Work to be completed ::
In the listing that follows, how many lines contain the string "mumkin"? Provide only the number.

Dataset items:

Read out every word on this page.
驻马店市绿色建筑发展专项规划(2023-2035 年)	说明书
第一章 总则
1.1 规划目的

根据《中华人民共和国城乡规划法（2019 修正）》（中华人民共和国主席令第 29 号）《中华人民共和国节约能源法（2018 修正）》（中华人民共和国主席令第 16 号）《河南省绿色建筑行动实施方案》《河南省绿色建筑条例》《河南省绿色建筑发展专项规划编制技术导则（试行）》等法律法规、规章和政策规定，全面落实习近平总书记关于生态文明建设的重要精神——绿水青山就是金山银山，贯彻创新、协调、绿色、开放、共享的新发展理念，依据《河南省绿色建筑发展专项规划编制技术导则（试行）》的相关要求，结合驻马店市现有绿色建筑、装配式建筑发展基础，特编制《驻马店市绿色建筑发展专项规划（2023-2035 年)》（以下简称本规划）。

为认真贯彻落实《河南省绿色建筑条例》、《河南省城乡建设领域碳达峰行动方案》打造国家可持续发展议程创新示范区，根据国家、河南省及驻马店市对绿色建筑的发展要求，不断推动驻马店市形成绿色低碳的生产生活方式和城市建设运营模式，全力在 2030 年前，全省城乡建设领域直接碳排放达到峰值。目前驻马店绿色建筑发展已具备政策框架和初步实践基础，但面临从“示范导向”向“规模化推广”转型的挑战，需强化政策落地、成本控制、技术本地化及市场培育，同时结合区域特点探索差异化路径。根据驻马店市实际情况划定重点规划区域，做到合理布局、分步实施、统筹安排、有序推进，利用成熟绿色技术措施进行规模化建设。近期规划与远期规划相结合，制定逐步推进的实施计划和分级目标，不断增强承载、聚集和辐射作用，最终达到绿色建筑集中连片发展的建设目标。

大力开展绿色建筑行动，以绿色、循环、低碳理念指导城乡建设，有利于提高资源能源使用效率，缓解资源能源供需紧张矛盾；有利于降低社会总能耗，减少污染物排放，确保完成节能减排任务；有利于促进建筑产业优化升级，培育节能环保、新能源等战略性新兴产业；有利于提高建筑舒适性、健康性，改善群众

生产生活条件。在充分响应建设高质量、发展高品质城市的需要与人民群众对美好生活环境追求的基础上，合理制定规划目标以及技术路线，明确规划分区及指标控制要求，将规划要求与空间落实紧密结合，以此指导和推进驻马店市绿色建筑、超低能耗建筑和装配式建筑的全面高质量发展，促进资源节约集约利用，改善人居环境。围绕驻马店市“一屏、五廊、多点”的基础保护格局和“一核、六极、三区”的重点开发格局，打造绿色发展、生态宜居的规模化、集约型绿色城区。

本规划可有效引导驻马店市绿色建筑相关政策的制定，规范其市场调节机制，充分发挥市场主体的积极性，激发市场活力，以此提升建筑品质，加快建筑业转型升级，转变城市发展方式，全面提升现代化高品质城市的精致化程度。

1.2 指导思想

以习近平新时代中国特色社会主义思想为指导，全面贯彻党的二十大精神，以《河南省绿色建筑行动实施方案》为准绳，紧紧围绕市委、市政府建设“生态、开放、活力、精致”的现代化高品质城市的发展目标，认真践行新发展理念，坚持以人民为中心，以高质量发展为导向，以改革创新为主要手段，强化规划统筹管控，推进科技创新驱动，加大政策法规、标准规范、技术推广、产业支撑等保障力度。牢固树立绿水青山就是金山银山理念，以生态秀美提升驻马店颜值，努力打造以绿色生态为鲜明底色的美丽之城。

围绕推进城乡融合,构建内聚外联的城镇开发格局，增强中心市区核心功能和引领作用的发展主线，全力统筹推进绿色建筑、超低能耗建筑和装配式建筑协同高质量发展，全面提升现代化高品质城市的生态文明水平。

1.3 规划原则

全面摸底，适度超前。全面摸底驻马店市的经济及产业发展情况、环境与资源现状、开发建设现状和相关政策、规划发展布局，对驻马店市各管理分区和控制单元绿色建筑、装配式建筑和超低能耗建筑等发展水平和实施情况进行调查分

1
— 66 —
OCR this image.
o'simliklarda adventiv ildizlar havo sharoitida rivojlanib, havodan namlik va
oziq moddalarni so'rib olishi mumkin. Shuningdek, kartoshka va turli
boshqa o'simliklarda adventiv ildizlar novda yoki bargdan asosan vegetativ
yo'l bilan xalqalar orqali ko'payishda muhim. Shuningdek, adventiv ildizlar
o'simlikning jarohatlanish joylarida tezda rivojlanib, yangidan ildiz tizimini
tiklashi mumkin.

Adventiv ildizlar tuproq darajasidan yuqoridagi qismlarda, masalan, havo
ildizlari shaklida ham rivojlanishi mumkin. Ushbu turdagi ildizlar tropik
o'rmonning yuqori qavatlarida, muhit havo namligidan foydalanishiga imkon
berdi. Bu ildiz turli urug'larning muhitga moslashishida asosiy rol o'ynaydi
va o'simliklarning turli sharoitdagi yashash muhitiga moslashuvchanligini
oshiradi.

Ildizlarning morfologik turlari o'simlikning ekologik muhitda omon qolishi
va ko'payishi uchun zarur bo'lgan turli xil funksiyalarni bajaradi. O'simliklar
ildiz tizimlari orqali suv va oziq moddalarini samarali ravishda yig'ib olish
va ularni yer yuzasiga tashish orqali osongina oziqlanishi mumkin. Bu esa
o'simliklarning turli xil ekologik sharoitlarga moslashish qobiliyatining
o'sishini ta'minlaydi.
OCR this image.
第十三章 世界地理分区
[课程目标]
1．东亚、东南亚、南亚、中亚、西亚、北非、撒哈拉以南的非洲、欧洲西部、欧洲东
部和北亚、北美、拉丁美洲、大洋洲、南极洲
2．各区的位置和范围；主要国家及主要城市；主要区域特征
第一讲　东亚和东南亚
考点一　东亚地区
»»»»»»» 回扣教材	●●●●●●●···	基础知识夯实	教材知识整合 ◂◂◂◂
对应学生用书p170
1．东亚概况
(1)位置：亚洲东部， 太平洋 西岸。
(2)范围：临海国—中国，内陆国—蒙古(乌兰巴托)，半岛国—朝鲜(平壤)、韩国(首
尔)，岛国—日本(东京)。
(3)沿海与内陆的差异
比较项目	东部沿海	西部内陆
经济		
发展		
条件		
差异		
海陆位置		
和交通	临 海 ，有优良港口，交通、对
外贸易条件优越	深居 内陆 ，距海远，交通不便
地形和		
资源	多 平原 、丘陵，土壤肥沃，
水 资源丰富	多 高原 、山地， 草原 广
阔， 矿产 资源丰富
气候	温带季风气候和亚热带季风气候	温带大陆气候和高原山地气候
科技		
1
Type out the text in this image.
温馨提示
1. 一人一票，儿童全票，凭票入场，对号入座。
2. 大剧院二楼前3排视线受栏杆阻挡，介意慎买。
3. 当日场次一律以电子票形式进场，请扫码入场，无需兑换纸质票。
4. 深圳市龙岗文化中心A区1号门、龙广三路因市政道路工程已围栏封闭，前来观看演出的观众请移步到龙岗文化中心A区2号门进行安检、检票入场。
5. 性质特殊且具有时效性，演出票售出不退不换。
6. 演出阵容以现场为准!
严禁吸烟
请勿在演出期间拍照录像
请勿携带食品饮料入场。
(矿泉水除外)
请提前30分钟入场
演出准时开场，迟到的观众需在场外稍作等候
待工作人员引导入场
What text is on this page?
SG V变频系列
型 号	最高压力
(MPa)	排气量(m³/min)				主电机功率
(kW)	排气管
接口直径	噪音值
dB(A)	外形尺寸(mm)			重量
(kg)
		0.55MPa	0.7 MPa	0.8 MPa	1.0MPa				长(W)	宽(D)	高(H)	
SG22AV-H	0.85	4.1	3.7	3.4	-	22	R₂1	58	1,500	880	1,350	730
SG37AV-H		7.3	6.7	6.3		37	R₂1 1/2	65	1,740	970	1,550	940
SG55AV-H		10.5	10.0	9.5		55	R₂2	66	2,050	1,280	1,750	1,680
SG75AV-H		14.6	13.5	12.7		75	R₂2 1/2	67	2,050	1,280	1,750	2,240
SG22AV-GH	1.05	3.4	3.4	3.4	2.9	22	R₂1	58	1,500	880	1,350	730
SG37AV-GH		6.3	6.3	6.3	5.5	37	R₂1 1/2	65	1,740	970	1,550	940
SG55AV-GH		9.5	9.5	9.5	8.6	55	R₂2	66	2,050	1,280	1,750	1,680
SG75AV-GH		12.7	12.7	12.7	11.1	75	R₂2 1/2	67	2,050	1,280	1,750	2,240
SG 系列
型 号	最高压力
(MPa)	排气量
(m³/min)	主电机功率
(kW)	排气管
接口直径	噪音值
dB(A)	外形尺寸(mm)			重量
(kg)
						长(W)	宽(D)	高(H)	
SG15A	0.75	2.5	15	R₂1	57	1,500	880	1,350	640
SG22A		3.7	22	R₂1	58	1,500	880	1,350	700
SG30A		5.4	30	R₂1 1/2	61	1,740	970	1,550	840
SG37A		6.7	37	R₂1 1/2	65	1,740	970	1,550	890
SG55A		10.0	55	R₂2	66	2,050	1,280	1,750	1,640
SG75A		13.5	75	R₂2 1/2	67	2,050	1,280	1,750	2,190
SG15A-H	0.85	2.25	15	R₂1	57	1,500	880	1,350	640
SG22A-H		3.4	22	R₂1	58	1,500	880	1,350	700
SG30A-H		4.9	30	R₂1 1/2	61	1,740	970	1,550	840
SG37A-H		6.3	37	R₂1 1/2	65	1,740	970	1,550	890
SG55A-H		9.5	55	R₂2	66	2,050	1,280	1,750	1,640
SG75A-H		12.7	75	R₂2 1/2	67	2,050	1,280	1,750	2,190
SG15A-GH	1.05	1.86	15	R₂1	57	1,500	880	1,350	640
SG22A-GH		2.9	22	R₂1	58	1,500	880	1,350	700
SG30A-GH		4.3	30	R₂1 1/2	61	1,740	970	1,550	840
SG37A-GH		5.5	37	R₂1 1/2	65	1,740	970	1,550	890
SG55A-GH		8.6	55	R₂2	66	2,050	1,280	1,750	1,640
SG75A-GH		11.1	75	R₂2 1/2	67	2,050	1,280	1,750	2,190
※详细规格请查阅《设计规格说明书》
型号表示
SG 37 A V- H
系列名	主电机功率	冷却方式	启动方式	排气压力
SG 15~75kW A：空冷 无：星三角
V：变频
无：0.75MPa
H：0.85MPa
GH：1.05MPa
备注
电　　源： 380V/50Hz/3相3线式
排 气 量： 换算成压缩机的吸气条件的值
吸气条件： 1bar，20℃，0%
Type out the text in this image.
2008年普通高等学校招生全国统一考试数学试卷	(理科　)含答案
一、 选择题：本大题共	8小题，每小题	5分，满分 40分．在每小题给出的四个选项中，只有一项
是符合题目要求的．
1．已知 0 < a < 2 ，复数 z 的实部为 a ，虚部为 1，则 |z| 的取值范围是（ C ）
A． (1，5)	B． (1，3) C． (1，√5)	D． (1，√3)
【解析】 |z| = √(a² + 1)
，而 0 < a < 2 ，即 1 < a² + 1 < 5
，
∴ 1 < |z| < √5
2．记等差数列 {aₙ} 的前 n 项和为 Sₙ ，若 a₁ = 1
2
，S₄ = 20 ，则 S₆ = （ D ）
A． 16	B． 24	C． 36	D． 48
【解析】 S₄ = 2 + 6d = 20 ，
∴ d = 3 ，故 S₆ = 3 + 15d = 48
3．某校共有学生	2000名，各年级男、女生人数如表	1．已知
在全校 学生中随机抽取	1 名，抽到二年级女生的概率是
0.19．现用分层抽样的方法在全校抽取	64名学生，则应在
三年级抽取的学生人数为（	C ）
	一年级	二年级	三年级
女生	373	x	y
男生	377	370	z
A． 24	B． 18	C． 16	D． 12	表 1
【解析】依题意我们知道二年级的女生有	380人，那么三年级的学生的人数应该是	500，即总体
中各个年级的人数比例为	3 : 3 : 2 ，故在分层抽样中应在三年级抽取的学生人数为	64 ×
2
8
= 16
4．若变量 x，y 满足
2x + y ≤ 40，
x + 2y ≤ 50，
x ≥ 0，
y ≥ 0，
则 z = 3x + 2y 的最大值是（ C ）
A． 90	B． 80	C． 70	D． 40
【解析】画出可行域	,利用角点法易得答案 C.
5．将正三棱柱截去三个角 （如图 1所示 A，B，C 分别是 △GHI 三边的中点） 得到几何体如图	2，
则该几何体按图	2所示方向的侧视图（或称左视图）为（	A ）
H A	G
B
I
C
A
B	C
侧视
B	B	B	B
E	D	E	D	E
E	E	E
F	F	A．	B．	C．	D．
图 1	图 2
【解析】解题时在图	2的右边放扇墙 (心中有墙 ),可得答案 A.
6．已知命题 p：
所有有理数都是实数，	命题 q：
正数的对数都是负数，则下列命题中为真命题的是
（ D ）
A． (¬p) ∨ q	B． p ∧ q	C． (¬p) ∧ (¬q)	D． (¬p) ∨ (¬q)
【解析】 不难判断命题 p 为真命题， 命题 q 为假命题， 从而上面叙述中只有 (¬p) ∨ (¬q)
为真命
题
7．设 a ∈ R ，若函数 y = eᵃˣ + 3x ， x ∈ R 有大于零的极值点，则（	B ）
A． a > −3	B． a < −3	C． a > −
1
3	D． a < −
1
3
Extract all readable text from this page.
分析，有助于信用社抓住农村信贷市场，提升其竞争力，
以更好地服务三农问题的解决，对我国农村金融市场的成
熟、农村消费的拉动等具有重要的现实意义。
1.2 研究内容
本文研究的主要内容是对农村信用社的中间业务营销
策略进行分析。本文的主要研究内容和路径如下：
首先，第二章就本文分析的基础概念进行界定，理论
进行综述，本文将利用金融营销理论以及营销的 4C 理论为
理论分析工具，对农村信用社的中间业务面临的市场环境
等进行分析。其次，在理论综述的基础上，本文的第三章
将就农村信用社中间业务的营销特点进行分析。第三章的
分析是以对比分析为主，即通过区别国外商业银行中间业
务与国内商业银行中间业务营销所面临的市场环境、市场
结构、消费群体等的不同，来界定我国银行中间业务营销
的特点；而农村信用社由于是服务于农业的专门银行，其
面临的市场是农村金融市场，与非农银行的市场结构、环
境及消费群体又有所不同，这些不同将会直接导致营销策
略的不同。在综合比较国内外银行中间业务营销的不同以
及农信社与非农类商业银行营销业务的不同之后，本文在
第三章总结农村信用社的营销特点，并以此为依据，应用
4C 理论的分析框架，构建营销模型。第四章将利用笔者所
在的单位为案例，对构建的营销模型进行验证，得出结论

Problem solution ::
4